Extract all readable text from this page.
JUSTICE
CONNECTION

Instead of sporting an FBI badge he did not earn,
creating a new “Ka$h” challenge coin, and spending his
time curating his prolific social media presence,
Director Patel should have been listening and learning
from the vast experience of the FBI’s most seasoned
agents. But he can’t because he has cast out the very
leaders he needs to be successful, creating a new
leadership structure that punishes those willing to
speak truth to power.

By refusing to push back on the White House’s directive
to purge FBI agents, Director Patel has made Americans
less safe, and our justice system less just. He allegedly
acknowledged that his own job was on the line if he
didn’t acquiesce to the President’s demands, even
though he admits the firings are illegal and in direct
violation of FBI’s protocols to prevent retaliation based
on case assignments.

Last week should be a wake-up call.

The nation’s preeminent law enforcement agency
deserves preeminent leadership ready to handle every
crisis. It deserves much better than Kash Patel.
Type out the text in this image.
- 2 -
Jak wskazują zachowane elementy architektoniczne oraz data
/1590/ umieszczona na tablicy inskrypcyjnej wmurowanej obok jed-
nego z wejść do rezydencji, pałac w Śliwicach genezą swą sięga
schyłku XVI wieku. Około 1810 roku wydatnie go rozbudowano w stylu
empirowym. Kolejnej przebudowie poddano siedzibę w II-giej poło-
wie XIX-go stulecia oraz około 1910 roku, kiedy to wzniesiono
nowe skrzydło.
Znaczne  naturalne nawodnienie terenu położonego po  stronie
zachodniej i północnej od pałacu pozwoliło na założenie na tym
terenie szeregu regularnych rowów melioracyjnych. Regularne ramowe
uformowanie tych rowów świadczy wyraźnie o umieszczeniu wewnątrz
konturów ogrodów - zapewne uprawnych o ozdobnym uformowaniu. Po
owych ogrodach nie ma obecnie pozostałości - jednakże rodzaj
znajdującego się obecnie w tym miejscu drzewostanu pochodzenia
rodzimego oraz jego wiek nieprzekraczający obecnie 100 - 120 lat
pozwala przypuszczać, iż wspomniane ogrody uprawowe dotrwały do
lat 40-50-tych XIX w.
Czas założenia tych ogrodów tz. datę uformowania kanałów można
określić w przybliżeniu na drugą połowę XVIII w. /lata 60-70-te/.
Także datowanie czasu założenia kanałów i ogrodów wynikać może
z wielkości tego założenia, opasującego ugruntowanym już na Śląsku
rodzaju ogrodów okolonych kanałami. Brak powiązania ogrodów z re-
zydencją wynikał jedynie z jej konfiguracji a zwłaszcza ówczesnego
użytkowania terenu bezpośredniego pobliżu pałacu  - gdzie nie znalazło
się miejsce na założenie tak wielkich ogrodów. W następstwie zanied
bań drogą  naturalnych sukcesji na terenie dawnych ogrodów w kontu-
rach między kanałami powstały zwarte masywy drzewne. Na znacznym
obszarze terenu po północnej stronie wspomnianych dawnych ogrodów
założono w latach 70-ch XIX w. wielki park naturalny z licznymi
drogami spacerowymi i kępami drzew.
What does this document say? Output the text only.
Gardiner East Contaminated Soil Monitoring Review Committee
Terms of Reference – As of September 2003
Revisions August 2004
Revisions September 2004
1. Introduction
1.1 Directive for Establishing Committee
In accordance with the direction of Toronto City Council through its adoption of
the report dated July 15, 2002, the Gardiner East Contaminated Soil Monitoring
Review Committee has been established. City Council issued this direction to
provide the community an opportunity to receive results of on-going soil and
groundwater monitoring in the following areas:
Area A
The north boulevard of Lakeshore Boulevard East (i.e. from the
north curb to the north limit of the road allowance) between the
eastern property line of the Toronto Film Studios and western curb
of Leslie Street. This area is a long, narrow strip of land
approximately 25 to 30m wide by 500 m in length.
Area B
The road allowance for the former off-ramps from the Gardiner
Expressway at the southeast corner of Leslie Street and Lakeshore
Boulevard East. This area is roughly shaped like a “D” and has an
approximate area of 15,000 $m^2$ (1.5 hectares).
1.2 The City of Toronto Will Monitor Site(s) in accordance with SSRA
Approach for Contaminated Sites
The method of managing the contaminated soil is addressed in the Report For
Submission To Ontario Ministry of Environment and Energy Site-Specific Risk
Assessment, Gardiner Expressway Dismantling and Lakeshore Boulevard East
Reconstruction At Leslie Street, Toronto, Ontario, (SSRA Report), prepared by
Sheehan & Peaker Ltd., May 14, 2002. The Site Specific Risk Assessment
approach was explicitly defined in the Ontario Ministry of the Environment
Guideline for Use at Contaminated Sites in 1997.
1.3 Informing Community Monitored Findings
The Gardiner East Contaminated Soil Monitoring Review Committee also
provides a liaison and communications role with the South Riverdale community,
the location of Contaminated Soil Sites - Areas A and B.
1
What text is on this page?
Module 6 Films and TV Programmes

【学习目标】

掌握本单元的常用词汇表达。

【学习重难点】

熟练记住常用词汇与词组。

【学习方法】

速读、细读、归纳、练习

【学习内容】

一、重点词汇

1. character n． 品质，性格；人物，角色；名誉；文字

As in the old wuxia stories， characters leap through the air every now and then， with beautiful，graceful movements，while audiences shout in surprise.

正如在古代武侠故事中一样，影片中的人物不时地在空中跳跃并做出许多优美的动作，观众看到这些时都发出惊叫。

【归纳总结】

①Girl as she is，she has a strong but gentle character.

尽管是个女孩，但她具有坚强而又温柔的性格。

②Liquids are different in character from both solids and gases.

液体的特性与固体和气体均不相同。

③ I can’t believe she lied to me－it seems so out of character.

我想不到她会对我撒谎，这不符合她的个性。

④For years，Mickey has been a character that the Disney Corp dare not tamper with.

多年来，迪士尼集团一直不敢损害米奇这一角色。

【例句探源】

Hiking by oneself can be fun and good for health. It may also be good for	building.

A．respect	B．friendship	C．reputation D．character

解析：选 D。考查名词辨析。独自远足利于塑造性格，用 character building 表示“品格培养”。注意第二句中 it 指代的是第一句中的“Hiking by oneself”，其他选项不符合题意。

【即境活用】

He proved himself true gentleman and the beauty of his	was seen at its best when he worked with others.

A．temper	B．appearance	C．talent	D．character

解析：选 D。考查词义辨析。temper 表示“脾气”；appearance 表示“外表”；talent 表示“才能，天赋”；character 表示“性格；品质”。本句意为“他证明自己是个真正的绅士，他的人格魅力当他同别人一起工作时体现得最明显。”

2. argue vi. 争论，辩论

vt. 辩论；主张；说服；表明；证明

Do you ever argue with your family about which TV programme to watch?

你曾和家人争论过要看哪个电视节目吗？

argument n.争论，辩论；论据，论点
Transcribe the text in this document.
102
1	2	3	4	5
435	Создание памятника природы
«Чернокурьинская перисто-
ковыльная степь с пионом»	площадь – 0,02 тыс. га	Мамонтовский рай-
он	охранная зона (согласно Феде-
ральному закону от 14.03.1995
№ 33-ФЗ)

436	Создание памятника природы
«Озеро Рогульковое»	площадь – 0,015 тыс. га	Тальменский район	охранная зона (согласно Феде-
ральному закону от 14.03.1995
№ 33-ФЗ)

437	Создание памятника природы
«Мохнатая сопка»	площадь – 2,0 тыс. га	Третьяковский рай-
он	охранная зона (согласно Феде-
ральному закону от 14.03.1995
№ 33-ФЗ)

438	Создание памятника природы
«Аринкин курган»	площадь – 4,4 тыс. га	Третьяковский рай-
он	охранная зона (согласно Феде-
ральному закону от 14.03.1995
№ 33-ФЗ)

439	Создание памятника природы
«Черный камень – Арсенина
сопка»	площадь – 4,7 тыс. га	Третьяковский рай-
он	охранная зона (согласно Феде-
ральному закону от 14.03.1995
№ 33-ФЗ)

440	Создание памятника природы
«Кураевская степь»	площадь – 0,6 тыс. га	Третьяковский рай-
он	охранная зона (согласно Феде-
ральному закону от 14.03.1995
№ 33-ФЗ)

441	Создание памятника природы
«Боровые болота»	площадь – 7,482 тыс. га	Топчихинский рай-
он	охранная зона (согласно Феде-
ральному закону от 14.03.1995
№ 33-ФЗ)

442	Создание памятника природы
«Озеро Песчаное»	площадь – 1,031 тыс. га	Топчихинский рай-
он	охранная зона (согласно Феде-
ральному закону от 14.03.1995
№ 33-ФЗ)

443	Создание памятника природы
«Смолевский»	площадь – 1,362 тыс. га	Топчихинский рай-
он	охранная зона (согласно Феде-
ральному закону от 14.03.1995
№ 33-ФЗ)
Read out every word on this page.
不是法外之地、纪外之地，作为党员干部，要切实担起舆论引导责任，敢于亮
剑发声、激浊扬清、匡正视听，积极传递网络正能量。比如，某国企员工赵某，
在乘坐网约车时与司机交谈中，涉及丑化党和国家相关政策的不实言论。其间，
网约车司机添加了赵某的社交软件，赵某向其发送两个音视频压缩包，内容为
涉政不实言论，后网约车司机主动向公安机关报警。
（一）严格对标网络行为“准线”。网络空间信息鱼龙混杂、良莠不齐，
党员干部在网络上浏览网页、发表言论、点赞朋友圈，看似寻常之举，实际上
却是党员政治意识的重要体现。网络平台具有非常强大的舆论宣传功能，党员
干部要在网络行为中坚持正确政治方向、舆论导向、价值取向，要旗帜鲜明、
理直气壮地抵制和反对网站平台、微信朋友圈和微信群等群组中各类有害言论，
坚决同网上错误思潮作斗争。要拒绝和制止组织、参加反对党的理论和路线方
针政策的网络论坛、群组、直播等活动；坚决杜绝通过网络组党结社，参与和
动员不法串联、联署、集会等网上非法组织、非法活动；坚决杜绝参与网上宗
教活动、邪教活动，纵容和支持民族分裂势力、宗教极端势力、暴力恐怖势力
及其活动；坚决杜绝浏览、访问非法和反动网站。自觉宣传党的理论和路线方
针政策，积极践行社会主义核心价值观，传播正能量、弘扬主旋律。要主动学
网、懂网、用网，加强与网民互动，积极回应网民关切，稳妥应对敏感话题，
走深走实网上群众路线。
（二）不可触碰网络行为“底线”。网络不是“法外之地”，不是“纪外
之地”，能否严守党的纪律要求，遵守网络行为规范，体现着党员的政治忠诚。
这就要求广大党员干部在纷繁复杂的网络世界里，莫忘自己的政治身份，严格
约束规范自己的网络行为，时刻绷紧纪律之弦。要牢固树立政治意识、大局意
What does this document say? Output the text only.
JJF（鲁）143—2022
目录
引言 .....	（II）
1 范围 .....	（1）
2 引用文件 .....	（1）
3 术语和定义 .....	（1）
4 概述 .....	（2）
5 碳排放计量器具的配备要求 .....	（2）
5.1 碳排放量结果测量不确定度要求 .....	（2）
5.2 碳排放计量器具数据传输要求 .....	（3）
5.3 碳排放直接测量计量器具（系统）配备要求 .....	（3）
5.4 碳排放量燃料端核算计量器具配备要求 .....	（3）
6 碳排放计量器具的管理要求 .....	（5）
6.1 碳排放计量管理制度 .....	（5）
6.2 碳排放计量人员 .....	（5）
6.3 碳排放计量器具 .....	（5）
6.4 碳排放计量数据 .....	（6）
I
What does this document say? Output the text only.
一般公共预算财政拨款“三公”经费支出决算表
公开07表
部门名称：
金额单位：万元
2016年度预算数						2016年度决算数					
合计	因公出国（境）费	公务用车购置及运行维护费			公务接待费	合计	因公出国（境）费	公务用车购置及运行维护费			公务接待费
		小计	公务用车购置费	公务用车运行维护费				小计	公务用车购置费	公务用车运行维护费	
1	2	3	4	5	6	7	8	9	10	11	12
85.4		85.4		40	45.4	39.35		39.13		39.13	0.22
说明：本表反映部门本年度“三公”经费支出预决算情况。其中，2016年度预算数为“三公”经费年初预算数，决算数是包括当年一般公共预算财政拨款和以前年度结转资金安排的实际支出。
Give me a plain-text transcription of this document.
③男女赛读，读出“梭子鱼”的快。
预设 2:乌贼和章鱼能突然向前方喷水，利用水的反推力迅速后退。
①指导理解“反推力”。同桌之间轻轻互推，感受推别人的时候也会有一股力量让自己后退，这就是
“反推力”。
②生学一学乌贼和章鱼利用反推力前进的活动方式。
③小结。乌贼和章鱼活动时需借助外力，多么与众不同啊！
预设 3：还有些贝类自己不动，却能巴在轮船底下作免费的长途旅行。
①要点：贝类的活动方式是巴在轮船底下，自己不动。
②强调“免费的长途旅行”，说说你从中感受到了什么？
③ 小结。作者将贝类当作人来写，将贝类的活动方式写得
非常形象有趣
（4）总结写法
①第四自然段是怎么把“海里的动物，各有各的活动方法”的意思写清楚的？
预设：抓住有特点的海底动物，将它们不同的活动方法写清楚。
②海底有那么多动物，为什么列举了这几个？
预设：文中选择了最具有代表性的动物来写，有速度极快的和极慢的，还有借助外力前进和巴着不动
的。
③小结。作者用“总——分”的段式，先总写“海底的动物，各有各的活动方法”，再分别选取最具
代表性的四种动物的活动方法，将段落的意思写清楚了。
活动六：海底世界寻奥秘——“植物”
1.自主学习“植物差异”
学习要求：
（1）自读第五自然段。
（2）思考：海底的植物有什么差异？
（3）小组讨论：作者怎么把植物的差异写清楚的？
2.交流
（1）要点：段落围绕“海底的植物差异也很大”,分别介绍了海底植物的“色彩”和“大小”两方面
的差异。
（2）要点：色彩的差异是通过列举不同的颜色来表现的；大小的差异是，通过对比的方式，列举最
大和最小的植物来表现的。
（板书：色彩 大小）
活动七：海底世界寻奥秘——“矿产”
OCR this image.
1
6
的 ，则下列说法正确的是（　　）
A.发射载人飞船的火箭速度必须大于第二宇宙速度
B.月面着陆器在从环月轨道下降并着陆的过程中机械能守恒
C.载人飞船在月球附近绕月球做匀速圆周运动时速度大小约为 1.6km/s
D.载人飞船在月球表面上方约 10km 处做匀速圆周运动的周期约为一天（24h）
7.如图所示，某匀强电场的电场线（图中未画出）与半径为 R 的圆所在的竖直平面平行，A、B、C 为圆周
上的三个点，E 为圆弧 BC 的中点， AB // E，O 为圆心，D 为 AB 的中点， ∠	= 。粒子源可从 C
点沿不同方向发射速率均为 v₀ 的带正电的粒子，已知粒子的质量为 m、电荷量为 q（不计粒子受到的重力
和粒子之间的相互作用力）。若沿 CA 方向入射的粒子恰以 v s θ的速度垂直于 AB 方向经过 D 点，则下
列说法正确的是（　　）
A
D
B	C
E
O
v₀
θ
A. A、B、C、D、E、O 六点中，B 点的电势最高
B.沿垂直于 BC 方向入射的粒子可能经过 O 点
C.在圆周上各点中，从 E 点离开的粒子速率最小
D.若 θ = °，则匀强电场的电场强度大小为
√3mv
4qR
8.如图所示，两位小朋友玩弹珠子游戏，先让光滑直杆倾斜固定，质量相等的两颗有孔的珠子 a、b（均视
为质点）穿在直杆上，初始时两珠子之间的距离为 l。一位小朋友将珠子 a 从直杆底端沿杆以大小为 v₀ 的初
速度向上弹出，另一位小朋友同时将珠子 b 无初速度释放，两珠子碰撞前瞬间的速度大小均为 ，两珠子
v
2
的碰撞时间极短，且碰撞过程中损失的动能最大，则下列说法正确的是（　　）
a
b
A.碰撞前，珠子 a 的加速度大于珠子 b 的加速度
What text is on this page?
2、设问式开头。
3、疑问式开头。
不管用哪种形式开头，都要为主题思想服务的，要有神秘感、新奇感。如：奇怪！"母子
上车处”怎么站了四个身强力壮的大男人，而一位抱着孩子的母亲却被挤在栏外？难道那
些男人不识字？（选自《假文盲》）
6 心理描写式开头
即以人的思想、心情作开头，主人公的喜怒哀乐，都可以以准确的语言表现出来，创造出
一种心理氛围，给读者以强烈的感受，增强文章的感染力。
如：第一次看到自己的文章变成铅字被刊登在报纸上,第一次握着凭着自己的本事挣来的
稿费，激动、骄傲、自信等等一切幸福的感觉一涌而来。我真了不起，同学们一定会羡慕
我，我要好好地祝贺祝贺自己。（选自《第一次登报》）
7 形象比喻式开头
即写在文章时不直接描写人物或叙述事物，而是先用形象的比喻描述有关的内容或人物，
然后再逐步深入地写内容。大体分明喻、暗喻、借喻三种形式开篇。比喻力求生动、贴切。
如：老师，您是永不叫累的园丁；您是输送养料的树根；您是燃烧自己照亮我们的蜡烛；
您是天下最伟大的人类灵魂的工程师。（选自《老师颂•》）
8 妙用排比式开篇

::::

▸ **Problem to work on**: Work out how many lines above contain the word "argue". Give only the number.

▸ **Result for this exercise**: 2